* **Task prompt**: Look through the data and write out every line with the word "text" in it.

───

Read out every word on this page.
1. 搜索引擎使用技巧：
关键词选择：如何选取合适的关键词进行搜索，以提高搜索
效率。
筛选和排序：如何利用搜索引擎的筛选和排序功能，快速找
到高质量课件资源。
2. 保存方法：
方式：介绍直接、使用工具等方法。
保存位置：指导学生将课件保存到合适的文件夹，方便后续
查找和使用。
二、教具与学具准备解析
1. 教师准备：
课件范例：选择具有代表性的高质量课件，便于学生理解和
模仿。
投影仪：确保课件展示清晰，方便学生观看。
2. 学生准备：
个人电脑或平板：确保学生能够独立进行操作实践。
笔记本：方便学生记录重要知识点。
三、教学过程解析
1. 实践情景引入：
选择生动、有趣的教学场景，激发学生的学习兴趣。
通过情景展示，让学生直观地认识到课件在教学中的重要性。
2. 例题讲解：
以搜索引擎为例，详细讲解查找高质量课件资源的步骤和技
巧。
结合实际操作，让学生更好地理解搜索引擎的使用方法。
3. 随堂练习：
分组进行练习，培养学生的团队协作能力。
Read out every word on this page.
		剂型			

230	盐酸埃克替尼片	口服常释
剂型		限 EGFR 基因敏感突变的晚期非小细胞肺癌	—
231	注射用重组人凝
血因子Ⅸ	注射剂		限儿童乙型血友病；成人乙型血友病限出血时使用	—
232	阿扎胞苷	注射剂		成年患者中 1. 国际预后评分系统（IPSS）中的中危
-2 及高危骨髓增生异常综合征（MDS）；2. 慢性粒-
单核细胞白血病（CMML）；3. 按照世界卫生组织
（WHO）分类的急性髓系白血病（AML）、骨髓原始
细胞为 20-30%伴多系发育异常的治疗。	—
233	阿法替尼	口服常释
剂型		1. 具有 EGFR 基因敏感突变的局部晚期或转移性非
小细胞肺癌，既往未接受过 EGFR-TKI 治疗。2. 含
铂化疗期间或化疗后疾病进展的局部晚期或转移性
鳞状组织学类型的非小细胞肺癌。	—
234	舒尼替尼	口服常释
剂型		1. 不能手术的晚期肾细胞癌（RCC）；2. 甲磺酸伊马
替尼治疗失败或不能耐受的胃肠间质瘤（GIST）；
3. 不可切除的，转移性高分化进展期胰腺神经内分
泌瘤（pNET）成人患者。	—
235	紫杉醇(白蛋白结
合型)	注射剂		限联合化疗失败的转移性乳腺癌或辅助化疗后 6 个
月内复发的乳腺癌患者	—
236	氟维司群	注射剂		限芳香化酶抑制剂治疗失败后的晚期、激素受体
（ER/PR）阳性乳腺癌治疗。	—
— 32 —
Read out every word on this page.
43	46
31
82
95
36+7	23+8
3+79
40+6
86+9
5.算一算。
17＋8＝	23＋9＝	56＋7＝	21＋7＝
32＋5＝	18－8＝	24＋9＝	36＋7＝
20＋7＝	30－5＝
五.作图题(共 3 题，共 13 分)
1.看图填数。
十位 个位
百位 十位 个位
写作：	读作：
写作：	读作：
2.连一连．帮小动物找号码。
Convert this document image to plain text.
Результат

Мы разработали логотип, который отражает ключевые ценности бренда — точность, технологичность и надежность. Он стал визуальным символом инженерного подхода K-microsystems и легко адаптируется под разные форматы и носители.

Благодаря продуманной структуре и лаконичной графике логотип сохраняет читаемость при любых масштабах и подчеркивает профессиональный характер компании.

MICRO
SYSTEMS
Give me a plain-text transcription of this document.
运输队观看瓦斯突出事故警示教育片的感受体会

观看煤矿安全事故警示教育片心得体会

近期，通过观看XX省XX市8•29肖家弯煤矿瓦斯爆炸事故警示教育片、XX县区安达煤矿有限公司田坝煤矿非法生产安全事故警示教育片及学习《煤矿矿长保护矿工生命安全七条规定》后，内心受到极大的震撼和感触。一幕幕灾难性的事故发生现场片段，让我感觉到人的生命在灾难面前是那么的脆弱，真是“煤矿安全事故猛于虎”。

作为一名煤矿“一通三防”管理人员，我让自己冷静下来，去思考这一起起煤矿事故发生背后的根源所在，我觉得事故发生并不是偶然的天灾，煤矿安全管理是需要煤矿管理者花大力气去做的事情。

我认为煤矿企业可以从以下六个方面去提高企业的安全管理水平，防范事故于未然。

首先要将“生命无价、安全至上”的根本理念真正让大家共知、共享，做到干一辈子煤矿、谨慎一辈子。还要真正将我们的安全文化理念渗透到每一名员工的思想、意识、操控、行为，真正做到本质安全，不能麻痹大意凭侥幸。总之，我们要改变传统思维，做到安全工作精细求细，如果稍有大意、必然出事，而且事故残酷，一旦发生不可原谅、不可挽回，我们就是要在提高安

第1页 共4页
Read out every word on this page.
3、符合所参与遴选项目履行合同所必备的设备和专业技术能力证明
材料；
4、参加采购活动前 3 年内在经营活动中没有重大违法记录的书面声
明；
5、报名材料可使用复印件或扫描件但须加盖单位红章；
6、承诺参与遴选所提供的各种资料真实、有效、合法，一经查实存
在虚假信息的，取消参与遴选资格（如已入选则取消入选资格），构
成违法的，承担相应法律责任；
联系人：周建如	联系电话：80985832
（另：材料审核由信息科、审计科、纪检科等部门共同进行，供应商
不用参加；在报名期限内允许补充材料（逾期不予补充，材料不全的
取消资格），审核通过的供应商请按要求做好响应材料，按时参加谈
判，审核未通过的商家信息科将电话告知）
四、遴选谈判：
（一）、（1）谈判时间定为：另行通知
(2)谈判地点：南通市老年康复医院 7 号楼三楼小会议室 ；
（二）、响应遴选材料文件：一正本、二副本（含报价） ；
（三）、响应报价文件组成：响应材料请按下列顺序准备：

───

* **Answer below**:
Convert this document image to plain text.
Give me a plain-text transcription of this document.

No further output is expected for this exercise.